#### STATED PROBLEM:
Reproduce only this part of the listing: the line with "Output the text content of this document.", plus every line after it through the last.

#### PROVIDED MATERIAL:
•••••
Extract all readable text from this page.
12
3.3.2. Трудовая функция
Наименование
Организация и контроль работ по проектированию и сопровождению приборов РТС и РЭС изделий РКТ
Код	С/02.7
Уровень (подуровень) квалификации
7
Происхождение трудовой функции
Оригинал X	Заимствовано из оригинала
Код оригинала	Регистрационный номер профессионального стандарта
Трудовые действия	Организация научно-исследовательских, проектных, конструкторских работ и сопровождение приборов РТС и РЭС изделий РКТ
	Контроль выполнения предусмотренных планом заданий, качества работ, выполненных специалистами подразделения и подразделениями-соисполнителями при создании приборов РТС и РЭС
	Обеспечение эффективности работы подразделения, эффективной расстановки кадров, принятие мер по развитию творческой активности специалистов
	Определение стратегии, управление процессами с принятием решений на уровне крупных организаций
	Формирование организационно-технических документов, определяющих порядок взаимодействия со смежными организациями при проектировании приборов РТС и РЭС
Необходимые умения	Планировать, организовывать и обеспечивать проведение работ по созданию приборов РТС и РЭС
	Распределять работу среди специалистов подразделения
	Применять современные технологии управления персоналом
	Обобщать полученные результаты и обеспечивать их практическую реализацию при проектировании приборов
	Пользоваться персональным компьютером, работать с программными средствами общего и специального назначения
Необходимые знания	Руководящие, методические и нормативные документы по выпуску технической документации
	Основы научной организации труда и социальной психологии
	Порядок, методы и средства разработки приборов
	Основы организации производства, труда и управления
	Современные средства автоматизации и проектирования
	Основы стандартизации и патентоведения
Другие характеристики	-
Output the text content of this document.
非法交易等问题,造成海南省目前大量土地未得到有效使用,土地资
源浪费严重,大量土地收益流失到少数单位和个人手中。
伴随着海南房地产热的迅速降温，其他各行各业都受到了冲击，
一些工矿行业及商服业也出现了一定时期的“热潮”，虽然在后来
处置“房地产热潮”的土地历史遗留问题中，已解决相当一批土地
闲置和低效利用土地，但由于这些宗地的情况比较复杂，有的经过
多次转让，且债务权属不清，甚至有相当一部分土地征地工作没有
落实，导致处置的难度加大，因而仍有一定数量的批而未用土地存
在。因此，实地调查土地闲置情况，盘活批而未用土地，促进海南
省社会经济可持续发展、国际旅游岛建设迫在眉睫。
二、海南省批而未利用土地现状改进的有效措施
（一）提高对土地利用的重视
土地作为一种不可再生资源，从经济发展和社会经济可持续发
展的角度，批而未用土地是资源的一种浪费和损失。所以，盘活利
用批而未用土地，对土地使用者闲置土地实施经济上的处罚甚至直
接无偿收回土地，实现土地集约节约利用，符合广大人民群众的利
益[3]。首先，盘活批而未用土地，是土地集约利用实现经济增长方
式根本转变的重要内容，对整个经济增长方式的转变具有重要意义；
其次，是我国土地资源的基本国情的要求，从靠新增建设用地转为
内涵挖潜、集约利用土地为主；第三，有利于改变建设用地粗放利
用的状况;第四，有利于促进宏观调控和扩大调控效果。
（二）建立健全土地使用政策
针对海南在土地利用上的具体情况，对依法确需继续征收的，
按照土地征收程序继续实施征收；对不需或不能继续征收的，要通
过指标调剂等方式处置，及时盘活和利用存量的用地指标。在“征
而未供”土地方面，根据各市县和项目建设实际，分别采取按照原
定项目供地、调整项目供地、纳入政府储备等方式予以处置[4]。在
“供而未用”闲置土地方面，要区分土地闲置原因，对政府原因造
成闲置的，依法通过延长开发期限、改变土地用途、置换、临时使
•••••
#### CORRECT OUTPUT:
Output the text content of this document.
非法交易等问题,造成海南省目前大量土地未得到有效使用,土地资
源浪费严重,大量土地收益流失到少数单位和个人手中。
伴随着海南房地产热的迅速降温，其他各行各业都受到了冲击，
一些工矿行业及商服业也出现了一定时期的“热潮”，虽然在后来
处置“房地产热潮”的土地历史遗留问题中，已解决相当一批土地
闲置和低效利用土地，但由于这些宗地的情况比较复杂，有的经过
多次转让，且债务权属不清，甚至有相当一部分土地征地工作没有
落实，导致处置的难度加大，因而仍有一定数量的批而未用土地存
在。因此，实地调查土地闲置情况，盘活批而未用土地，促进海南
省社会经济可持续发展、国际旅游岛建设迫在眉睫。
二、海南省批而未利用土地现状改进的有效措施
（一）提高对土地利用的重视
土地作为一种不可再生资源，从经济发展和社会经济可持续发
展的角度，批而未用土地是资源的一种浪费和损失。所以，盘活利
用批而未用土地，对土地使用者闲置土地实施经济上的处罚甚至直
接无偿收回土地，实现土地集约节约利用，符合广大人民群众的利
益[3]。首先，盘活批而未用土地，是土地集约利用实现经济增长方
式根本转变的重要内容，对整个经济增长方式的转变具有重要意义；
其次，是我国土地资源的基本国情的要求，从靠新增建设用地转为
内涵挖潜、集约利用土地为主；第三，有利于改变建设用地粗放利
用的状况;第四，有利于促进宏观调控和扩大调控效果。
（二）建立健全土地使用政策
针对海南在土地利用上的具体情况，对依法确需继续征收的，
按照土地征收程序继续实施征收；对不需或不能继续征收的，要通
过指标调剂等方式处置，及时盘活和利用存量的用地指标。在“征
而未供”土地方面，根据各市县和项目建设实际，分别采取按照原
定项目供地、调整项目供地、纳入政府储备等方式予以处置[4]。在
“供而未用”闲置土地方面，要区分土地闲置原因，对政府原因造
成闲置的，依法通过延长开发期限、改变土地用途、置换、临时使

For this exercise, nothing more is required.